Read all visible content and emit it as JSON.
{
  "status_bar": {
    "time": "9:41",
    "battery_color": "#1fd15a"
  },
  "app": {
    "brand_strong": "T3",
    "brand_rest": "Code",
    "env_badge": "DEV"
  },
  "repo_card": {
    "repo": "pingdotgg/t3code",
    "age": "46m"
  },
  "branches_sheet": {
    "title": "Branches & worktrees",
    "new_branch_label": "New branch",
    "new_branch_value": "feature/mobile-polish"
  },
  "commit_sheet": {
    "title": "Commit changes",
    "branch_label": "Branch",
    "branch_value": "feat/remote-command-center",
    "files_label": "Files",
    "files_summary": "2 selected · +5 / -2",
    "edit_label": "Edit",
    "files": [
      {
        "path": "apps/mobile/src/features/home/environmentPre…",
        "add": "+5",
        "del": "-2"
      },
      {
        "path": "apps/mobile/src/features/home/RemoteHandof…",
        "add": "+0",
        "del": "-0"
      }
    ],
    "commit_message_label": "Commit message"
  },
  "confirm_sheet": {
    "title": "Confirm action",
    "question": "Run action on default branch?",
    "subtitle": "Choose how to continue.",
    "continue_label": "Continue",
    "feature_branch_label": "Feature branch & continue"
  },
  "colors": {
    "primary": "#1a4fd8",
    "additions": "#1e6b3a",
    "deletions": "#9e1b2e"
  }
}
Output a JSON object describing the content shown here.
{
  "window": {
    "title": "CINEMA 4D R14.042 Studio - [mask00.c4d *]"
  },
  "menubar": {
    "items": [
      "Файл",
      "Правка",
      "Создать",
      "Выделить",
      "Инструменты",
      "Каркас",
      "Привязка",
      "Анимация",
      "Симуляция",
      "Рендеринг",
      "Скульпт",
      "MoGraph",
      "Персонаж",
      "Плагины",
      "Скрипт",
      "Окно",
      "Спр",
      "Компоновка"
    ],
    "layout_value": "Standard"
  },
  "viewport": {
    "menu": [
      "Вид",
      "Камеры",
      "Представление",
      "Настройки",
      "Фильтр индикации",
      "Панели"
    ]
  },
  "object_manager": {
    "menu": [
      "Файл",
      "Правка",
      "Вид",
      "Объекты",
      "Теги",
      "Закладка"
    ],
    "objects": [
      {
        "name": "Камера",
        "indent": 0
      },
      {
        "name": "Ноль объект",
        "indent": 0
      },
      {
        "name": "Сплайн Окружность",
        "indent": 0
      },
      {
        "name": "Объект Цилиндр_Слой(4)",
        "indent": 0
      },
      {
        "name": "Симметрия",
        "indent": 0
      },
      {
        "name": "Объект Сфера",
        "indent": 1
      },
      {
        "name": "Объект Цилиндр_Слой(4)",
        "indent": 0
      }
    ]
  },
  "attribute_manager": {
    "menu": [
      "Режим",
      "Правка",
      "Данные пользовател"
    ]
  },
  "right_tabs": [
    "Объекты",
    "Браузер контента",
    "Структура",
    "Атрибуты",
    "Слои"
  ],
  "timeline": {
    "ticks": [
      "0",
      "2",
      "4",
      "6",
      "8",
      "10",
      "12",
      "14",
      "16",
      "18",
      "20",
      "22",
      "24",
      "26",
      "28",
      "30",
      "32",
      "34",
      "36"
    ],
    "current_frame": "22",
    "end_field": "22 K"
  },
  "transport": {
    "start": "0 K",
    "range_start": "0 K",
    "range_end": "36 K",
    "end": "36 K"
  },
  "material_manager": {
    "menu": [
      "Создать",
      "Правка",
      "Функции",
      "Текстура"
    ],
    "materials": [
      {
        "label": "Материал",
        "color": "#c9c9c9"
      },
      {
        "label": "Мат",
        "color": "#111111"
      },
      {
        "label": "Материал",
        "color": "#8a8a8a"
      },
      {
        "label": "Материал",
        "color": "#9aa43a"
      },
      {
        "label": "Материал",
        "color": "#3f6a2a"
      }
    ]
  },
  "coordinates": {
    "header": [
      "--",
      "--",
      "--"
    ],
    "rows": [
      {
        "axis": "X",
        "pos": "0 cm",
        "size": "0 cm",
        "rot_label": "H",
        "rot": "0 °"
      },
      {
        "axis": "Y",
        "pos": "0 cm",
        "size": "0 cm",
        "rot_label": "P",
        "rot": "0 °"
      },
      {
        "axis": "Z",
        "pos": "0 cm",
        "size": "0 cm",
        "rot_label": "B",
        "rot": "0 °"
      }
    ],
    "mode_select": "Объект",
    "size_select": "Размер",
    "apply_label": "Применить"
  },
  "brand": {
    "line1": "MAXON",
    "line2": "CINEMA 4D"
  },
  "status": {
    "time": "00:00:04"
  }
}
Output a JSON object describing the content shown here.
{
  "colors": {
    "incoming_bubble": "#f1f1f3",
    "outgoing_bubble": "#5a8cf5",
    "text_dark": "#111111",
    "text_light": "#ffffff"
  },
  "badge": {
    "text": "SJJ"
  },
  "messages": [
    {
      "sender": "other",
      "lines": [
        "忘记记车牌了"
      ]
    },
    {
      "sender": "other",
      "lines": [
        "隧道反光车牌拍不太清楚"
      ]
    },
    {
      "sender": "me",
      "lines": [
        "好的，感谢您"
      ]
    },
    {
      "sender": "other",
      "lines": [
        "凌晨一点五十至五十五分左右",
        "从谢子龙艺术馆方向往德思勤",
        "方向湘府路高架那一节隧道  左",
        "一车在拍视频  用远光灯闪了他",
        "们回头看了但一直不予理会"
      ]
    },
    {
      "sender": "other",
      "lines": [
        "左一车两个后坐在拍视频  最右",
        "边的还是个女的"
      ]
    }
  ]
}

=======

**Prompt**
Filter the listing above for the string "apps" and copy every matching line.

**Solution**
        "path": "apps/mobile/src/features/home/environmentPre…",
        "path": "apps/mobile/src/features/home/RemoteHandof…",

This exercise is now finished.